[Excerpt provided Boundary: Start]

This is a job for a Series Circuit.



In addition you only need 10mA for ALL the LEDs, instead of 10mA *each*. If any LED is lit, load is constant, no clicks in the audio. (A slight mod absorbs the current when no LED is lit.)

However if you wanna go 24 LEDs you want 48 Volts; more if you like green blue or white. 

The diode matrix proposed above works for "a few" LEDs but gets out of hand for "many" LEDs.

Here's a way with 2 Q 4 R per LED. 14 extra legs to solder, times 24 is 336 legs, which is somewhat less than the ~~600 legs of the 300-diode approach. It can be scaled to a few volts, but does use zero to 240mA for zero to 24 LEDs.

  • SUPPORTER

ugly_guitar_guy

Thanks PRR,

That makes much better sense, but it seems like I may be imagining something that just isn't possible. I was trying to work out the kinks in a smaller, few LED scenario, but realistically I'm trying to make this happen with 48 LED's, 2 per switch (so 24 circuits of 2 LED's) for an appearance similar to a sound meter (8 sets of green, 8 sets of yellow, and 8 sets of red). On top of that, I'm trying to make it happen with just 18V (two 9V batteries), and I am absolutely, 100% stuck with my momentary switch being the very last part of my circuit, so everything has to happen before the final ground connection.

Last night I set up a 10 segment LED block on my breadboard and created a circuit like my original idea just to see if I was on the right track.

[Excerpt provided Boundary: End]

Prompt –
Copy the LED wiring discussion between "Here's a way" and "final ground connection.", inclusive, word for word.

[Supplied material Boundary: Start]

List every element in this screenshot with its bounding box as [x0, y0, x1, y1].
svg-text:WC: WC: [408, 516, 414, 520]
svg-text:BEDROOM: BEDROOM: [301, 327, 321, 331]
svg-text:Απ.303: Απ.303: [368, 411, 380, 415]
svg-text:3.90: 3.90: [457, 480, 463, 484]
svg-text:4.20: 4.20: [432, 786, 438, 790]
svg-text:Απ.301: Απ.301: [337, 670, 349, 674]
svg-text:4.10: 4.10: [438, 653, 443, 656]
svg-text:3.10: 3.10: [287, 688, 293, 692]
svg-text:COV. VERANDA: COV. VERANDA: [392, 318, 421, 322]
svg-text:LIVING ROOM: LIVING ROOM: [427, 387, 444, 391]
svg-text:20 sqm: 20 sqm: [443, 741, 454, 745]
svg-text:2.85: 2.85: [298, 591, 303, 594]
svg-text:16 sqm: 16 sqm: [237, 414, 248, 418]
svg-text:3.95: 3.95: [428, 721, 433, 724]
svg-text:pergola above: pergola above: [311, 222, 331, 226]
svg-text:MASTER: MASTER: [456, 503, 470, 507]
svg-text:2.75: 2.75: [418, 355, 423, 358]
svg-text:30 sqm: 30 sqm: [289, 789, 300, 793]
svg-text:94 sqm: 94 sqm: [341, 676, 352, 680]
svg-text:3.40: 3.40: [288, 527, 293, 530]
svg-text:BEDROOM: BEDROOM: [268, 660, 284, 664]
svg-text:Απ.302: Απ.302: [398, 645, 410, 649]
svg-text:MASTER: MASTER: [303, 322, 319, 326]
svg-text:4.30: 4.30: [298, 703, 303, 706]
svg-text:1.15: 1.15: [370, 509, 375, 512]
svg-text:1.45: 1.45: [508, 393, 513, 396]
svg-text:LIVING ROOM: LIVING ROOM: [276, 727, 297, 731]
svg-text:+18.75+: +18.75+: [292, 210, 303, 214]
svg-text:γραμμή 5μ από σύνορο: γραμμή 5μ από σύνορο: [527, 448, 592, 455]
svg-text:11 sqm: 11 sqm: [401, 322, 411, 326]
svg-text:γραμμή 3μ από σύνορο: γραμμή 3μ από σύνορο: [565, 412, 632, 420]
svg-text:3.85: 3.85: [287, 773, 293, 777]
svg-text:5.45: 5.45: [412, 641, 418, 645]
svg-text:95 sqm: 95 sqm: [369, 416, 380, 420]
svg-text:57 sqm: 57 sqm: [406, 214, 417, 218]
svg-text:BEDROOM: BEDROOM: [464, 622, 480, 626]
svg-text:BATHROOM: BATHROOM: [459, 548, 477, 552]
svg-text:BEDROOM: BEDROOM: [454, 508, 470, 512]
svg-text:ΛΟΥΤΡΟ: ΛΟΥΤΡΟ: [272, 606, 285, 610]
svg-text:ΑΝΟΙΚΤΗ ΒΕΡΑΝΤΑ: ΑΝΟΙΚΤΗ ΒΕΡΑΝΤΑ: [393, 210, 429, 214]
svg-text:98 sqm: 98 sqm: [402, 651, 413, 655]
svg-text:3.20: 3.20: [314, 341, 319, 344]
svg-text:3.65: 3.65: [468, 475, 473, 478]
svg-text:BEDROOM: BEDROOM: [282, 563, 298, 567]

[Supplied material Boundary: End]

Response to this exercise –
Here's a way with 2 Q 4 R per LED. 14 extra legs to solder, times 24 is 336 legs, which is somewhat less than the ~~600 legs of the 300-diode approach. It can be scaled to a few volts, but does use zero to 240mA for zero to 24 LEDs.

  • SUPPORTER

ugly_guitar_guy

Thanks PRR,

That makes much better sense, but it seems like I may be imagining something that just isn't possible. I was trying to work out the kinks in a smaller, few LED scenario, but realistically I'm trying to make this happen with 48 LED's, 2 per switch (so 24 circuits of 2 LED's) for an appearance similar to a sound meter (8 sets of green, 8 sets of yellow, and 8 sets of red). On top of that, I'm trying to make it happen with just 18V (two 9V batteries), and I am absolutely, 100% stuck with my momentary switch being the very last part of my circuit, so everything has to happen before the final ground connection.